Collect each line containing "eiusdem".
━━ SUPPLIED RECORDS
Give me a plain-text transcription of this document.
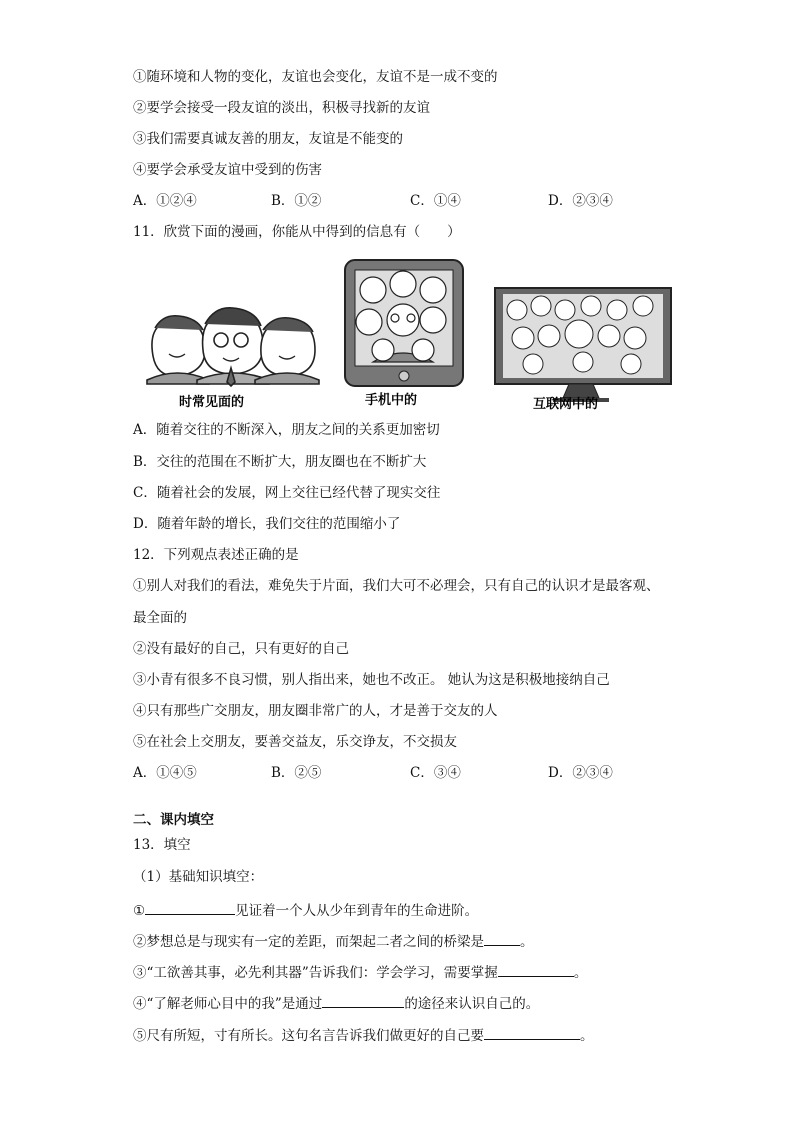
①随环境和人物的变化，友谊也会变化，友谊不是一成不变的
②要学会接受一段友谊的淡出，积极寻找新的友谊
③我们需要真诚友善的朋友，友谊是不能变的
④要学会承受友谊中受到的伤害
A．①②④	B．①②	C．①④	D．②③④
11．欣赏下面的漫画，你能从中得到的信息有（　　）
时常见面的	手机中的	互联网中的
A．随着交往的不断深入，朋友之间的关系更加密切
B．交往的范围在不断扩大，朋友圈也在不断扩大
C．随着社会的发展，网上交往已经代替了现实交往
D．随着年龄的增长，我们交往的范围缩小了
12．下列观点表述正确的是
①别人对我们的看法，难免失于片面，我们大可不必理会，只有自己的认识才是最客观、
最全面的
②没有最好的自己，只有更好的自己
③小青有很多不良习惯，别人指出来，她也不改正。 她认为这是积极地接纳自己
④只有那些广交朋友，朋友圈非常广的人，才是善于交友的人
⑤在社会上交朋友，要善交益友，乐交诤友，不交损友
A．①④⑤	B．②⑤	C．③④	D．②③④
二、课内填空
13．填空
（1）基础知识填空：
①	见证着一个人从少年到青年的生命进阶。
②梦想总是与现实有一定的差距，而架起二者之间的桥梁是	。
③“工欲善其事，必先利其器”告诉我们：学会学习，需要掌握	。
④“了解老师心目中的我”是通过	的途径来认识自己的。
⑤尺有所短，寸有所长。这句名言告诉我们做更好的自己要	。
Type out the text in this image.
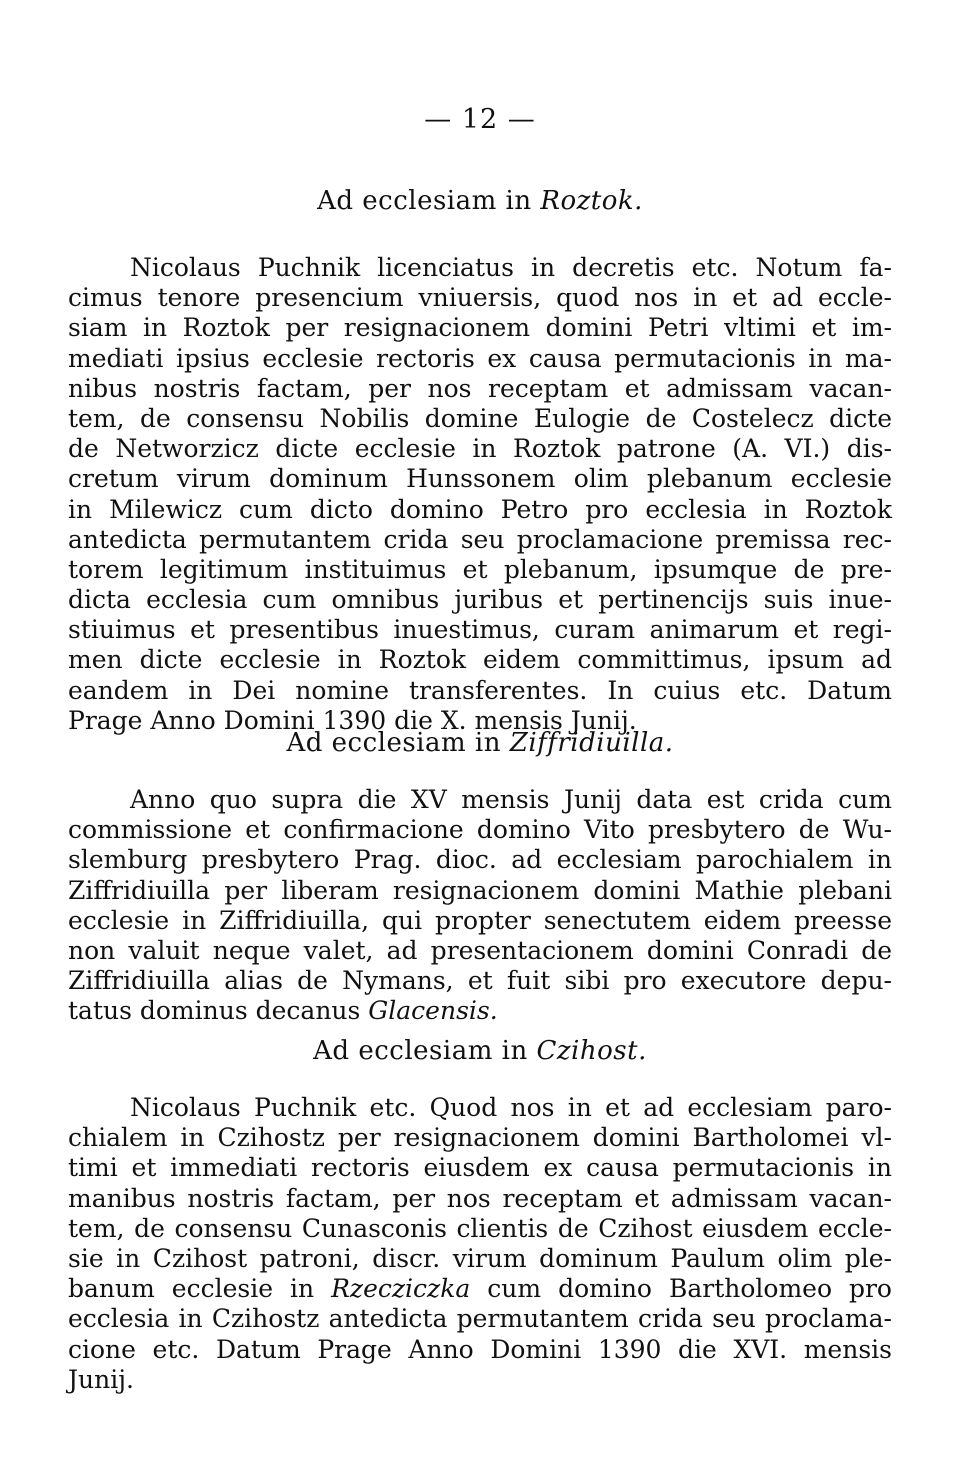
— 12 —
Ad ecclesiam in Roztok.
Nicolaus Puchnik licenciatus in decretis etc. Notum fa-
cimus tenore presencium vniuersis, quod nos in et ad eccle-
siam in Roztok per resignacionem domini Petri vltimi et im-
mediati ipsius ecclesie rectoris ex causa permutacionis in ma-
nibus nostris factam, per nos receptam et admissam vacan-
tem, de consensu Nobilis domine Eulogie de Costelecz dicte
de Networzicz dicte ecclesie in Roztok patrone (A. VI.) dis-
cretum virum dominum Hunssonem olim plebanum ecclesie
in Milewicz cum dicto domino Petro pro ecclesia in Roztok
antedicta permutantem crida seu proclamacione premissa rec-
torem legitimum instituimus et plebanum, ipsumque de pre-
dicta ecclesia cum omnibus juribus et pertinencijs suis inue-
stiuimus et presentibus inuestimus, curam animarum et regi-
men dicte ecclesie in Roztok eidem committimus, ipsum ad
eandem in Dei nomine transferentes. In cuius etc. Datum
Prage Anno Domini 1390 die X. mensis Junij.
Ad ecclesiam in Ziffridiuilla.
Anno quo supra die XV mensis Junij data est crida cum
commissione et confirmacione domino Vito presbytero de Wu-
slemburg presbytero Prag. dioc. ad ecclesiam parochialem in
Ziffridiuilla per liberam resignacionem domini Mathie plebani
ecclesie in Ziffridiuilla, qui propter senectutem eidem preesse
non valuit neque valet, ad presentacionem domini Conradi de
Ziffridiuilla alias de Nymans, et fuit sibi pro executore depu-
tatus dominus decanus Glacensis.
Ad ecclesiam in Czihost.
Nicolaus Puchnik etc. Quod nos in et ad ecclesiam paro-
chialem in Czihostz per resignacionem domini Bartholomei vl-
timi et immediati rectoris eiusdem ex causa permutacionis in
manibus nostris factam, per nos receptam et admissam vacan-
tem, de consensu Cunasconis clientis de Czihost eiusdem eccle-
sie in Czihost patroni, discr. virum dominum Paulum olim ple-
banum ecclesie in Rzecziczka cum domino Bartholomeo pro
ecclesia in Czihostz antedicta permutantem crida seu proclama-
cione etc. Datum Prage Anno Domini 1390 die XVI. mensis
Junij.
━━━━
→ **EXERCISE OUTPUT**:
timi et immediati rectoris eiusdem ex causa permutacionis in
tem, de consensu Cunasconis clientis de Czihost eiusdem eccle-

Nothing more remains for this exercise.